*GIVEN PROBLEM*
Select every line below containing the word "journey".
** begin DATA TO USE **
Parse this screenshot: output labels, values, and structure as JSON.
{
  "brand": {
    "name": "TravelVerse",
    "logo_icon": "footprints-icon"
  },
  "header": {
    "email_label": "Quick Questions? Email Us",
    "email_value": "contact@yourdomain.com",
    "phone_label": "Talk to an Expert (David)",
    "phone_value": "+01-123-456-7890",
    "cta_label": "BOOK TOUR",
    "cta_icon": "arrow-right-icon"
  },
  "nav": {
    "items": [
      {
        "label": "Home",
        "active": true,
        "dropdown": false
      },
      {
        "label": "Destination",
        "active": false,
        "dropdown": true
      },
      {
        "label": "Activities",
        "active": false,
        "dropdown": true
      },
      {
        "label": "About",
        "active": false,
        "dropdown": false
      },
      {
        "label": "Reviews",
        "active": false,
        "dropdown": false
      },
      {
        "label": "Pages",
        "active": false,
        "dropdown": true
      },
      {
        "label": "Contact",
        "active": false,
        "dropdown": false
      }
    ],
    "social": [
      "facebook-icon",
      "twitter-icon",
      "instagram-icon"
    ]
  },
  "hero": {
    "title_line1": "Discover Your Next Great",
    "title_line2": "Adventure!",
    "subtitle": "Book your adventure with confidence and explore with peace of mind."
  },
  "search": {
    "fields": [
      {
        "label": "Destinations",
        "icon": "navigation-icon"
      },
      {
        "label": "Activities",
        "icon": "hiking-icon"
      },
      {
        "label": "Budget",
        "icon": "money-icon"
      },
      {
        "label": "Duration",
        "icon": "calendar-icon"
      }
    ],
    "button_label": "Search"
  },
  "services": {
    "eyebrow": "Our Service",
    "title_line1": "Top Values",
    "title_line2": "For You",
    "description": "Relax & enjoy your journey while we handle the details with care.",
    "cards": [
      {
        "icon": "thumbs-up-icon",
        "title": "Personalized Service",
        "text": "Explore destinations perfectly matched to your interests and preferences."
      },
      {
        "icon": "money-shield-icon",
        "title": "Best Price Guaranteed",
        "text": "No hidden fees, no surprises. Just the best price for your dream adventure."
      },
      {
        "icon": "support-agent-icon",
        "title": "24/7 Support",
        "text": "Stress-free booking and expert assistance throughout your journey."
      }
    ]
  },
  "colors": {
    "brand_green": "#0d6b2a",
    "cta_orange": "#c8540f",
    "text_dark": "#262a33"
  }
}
** end DATA TO USE **
*FINAL RESULT*
    "description": "Relax & enjoy your journey while we handle the details with care.",
        "text": "Stress-free booking and expert assistance throughout your journey."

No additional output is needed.